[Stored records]
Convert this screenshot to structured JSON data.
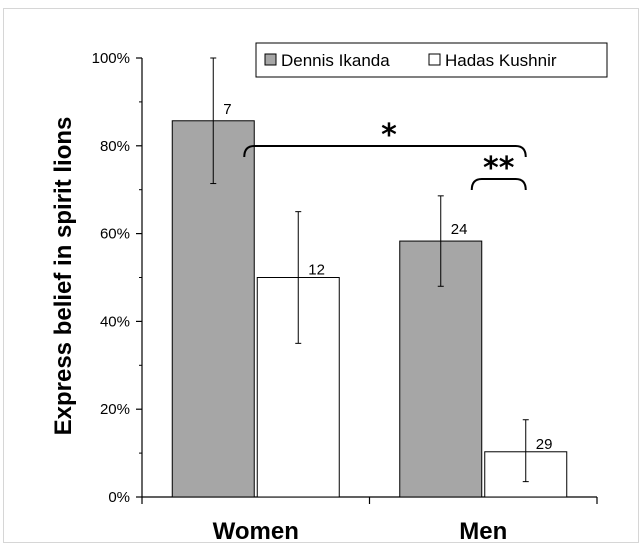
{
  "chart_data": {
    "type": "bar",
    "categories": [
      "Women",
      "Men"
    ],
    "series": [
      {
        "name": "Dennis Ikanda",
        "values": [
          85.7,
          58.3
        ],
        "err_low": [
          71.4,
          48.0
        ],
        "err_high": [
          100,
          68.6
        ],
        "n": [
          "7",
          "24"
        ],
        "color": "#a6a6a6"
      },
      {
        "name": "Hadas Kushnir",
        "values": [
          50.0,
          10.3
        ],
        "err_low": [
          35.0,
          3.5
        ],
        "err_high": [
          65.0,
          17.6
        ],
        "n": [
          "12",
          "29"
        ],
        "color": "#ffffff"
      }
    ],
    "ylabel": "Express belief in spirit lions",
    "xlabel": "",
    "ylim": [
      0,
      100
    ],
    "yticks": [
      "0%",
      "20%",
      "40%",
      "60%",
      "80%",
      "100%"
    ],
    "legend_position": "top-right",
    "significance": [
      {
        "label": "*",
        "from": "Women · Dennis Ikanda",
        "to": "Men · Hadas Kushnir"
      },
      {
        "label": "**",
        "from": "Men · Dennis Ikanda",
        "to": "Men · Hadas Kushnir"
      }
    ]
  }
}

Exercise goal: Output every entry verbatim. Pictures do not belong in the copy.

Exercise output:
Convert this screenshot to structured JSON data.
{
  "chart_data": {
    "type": "bar",
    "categories": [
      "Women",
      "Men"
    ],
    "series": [
      {
        "name": "Dennis Ikanda",
        "values": [
          85.7,
          58.3
        ],
        "err_low": [
          71.4,
          48.0
        ],
        "err_high": [
          100,
          68.6
        ],
        "n": [
          "7",
          "24"
        ],
        "color": "#a6a6a6"
      },
      {
        "name": "Hadas Kushnir",
        "values": [
          50.0,
          10.3
        ],
        "err_low": [
          35.0,
          3.5
        ],
        "err_high": [
          65.0,
          17.6
        ],
        "n": [
          "12",
          "29"
        ],
        "color": "#ffffff"
      }
    ],
    "ylabel": "Express belief in spirit lions",
    "xlabel": "",
    "ylim": [
      0,
      100
    ],
    "yticks": [
      "0%",
      "20%",
      "40%",
      "60%",
      "80%",
      "100%"
    ],
    "legend_position": "top-right",
    "significance": [
      {
        "label": "*",
        "from": "Women · Dennis Ikanda",
        "to": "Men · Hadas Kushnir"
      },
      {
        "label": "**",
        "from": "Men · Dennis Ikanda",
        "to": "Men · Hadas Kushnir"
      }
    ]
  }
}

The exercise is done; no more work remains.